El líder húngaro, Viktor Orbán, se la juega la semana que viene en Bruselas en el Consejo Europeo extraordinario convocado el próximo 1 de febrero. La decisión clave que ha provocado esta cita es aprobar la ayuda de 50.000 millones de euros de la UE a Ucrania, para que pueda subsistir en su defensa de la agresión bélica rusa.
El primer ministro húngaro, Viktor Orbán lleva siendo el "enfant terrible" de la Unión Europea y el mandatario que más dolores de muelas provoca en las instituciones europeas de Bruselas, más de una década. Sancionado por la Comisión por incumplimiento de derechos fundamentales del Tratado de la Unión, con sentencias del Tribunal de Justicia de la UE en contra, tiene los fondos de cohesión congelados, porque pese a todas las advertencias, no cede en sus posiciones homófobas y xenófobas. Ante todos sus deplantes los mandatarios de los 27, han sido pacientes y la propia Comisión ha tenido que sufrir las críticas severas de la mayoría de los eurodiputados que solicitan, una y otra vez, más dureza con el político magiar.
Sin embargo, la guerra en Ucrania ha supuesto una línea roja para las indisciplinas comunitarias de Orbán, pues, en toda la crisis provocada por la invasión rusa de Ucrania, el premier húngaro se ha convertido en la "zorra en el gallinero", es decir, el gran aliado de Putin dentro de la UE. Y ahora ha llegado el momento definitivo, ya que el próximo 1 de febrero tendrá lugar el Consejo Europeo extraordinario en el que los líderes europeos deben decidir si financian a Ucrania con 50.000 millones de euros más para defenderse de Rusia, una medida bloqueada en el Consejo de diciembre por el propio Orbán.

────────

Detalles del problema: Copia palabra por palabra, de principio a fin, el texto anterior sobre Viktor Orbán y la ayuda de la UE a Ucrania.

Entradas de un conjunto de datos

────────

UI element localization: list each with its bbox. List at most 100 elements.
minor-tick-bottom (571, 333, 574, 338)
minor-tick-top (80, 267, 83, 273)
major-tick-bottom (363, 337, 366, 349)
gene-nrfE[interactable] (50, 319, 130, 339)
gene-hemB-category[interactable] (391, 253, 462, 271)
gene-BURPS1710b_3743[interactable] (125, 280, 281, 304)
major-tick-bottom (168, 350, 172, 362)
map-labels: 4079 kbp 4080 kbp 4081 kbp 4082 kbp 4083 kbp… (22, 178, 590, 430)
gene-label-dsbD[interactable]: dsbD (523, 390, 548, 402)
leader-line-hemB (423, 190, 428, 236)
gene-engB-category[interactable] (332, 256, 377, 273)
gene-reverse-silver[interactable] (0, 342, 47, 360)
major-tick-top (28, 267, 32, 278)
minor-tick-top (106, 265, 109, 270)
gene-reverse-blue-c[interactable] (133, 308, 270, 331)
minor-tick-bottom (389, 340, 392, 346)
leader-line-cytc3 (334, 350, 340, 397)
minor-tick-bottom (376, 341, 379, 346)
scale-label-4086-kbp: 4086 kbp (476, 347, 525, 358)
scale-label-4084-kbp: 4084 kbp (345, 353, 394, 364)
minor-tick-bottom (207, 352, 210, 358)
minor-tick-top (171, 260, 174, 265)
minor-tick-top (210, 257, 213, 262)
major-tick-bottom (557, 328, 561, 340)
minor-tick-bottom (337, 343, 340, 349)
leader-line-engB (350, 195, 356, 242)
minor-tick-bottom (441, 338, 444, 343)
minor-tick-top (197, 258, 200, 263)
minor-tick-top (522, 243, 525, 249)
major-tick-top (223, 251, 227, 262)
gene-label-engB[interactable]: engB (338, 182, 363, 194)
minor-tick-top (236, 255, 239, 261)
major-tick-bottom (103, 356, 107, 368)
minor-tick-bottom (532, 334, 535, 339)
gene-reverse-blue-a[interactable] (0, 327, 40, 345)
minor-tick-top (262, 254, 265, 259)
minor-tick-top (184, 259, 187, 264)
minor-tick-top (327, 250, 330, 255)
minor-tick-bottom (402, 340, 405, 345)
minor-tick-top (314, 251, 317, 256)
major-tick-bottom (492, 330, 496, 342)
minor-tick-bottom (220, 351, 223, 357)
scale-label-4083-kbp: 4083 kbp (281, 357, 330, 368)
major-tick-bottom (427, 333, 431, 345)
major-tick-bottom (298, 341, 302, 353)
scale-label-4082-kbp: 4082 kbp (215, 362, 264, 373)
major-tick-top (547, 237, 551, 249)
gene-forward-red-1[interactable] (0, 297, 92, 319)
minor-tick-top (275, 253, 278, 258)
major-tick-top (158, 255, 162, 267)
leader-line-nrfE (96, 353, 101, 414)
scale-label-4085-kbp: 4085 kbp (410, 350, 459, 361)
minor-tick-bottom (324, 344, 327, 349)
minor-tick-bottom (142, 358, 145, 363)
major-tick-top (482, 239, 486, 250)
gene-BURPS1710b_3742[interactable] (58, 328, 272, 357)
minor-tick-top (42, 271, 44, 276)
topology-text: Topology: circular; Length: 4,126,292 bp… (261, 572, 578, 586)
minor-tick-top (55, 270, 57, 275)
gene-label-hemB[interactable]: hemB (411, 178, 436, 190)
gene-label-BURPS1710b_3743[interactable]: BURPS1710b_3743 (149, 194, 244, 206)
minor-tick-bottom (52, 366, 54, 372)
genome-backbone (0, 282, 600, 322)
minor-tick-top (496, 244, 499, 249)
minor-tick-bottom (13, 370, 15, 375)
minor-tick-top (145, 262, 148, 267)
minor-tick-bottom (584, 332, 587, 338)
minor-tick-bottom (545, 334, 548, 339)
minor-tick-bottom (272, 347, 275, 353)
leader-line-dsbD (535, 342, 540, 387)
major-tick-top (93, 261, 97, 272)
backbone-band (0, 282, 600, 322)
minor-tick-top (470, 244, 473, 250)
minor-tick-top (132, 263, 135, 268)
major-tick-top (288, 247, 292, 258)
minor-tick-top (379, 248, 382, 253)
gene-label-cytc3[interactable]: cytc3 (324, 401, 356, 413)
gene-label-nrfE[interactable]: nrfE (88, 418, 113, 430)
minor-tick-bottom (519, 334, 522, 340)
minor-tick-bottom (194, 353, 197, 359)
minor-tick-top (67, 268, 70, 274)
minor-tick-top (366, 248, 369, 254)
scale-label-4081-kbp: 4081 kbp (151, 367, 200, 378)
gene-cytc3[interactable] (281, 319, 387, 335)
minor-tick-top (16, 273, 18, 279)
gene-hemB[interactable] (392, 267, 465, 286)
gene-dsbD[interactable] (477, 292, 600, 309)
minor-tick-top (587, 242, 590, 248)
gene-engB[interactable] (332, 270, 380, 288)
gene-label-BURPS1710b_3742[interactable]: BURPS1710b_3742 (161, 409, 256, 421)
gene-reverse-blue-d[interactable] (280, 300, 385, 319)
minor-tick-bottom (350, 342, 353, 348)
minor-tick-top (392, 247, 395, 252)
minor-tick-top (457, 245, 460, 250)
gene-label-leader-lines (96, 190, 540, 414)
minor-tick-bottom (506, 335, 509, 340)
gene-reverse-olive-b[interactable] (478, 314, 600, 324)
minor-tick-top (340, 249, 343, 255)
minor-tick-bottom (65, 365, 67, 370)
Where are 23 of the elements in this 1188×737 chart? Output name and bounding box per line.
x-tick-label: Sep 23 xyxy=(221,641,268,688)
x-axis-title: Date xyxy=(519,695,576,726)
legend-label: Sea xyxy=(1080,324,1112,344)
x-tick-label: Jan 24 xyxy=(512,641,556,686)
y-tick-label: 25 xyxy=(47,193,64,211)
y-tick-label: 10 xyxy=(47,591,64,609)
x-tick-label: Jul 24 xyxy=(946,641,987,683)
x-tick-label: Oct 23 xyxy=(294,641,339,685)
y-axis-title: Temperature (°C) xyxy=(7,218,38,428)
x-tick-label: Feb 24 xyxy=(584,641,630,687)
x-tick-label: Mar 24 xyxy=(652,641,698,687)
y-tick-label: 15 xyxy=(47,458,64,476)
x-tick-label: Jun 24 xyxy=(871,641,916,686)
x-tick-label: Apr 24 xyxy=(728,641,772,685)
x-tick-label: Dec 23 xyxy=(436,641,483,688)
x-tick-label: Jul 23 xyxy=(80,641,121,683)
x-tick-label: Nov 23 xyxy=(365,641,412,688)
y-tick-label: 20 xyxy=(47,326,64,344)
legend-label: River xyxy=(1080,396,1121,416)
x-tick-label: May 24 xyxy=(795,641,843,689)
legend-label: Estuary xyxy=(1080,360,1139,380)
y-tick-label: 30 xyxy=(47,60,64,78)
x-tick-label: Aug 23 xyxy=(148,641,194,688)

────────

Resultado de la tarea:
El líder húngaro, Viktor Orbán, se la juega la semana que viene en Bruselas en el Consejo Europeo extraordinario convocado el próximo 1 de febrero. La decisión clave que ha provocado esta cita es aprobar la ayuda de 50.000 millones de euros de la UE a Ucrania, para que pueda subsistir en su defensa de la agresión bélica rusa.
El primer ministro húngaro, Viktor Orbán lleva siendo el "enfant terrible" de la Unión Europea y el mandatario que más dolores de muelas provoca en las instituciones europeas de Bruselas, más de una década. Sancionado por la Comisión por incumplimiento de derechos fundamentales del Tratado de la Unión, con sentencias del Tribunal de Justicia de la UE en contra, tiene los fondos de cohesión congelados, porque pese a todas las advertencias, no cede en sus posiciones homófobas y xenófobas. Ante todos sus deplantes los mandatarios de los 27, han sido pacientes y la propia Comisión ha tenido que sufrir las críticas severas de la mayoría de los eurodiputados que solicitan, una y otra vez, más dureza con el político magiar.
Sin embargo, la guerra en Ucrania ha supuesto una línea roja para las indisciplinas comunitarias de Orbán, pues, en toda la crisis provocada por la invasión rusa de Ucrania, el premier húngaro se ha convertido en la "zorra en el gallinero", es decir, el gran aliado de Putin dentro de la UE. Y ahora ha llegado el momento definitivo, ya que el próximo 1 de febrero tendrá lugar el Consejo Europeo extraordinario en el que los líderes europeos deben decidir si financian a Ucrania con 50.000 millones de euros más para defenderse de Rusia, una medida bloqueada en el Consejo de diciembre por el propio Orbán.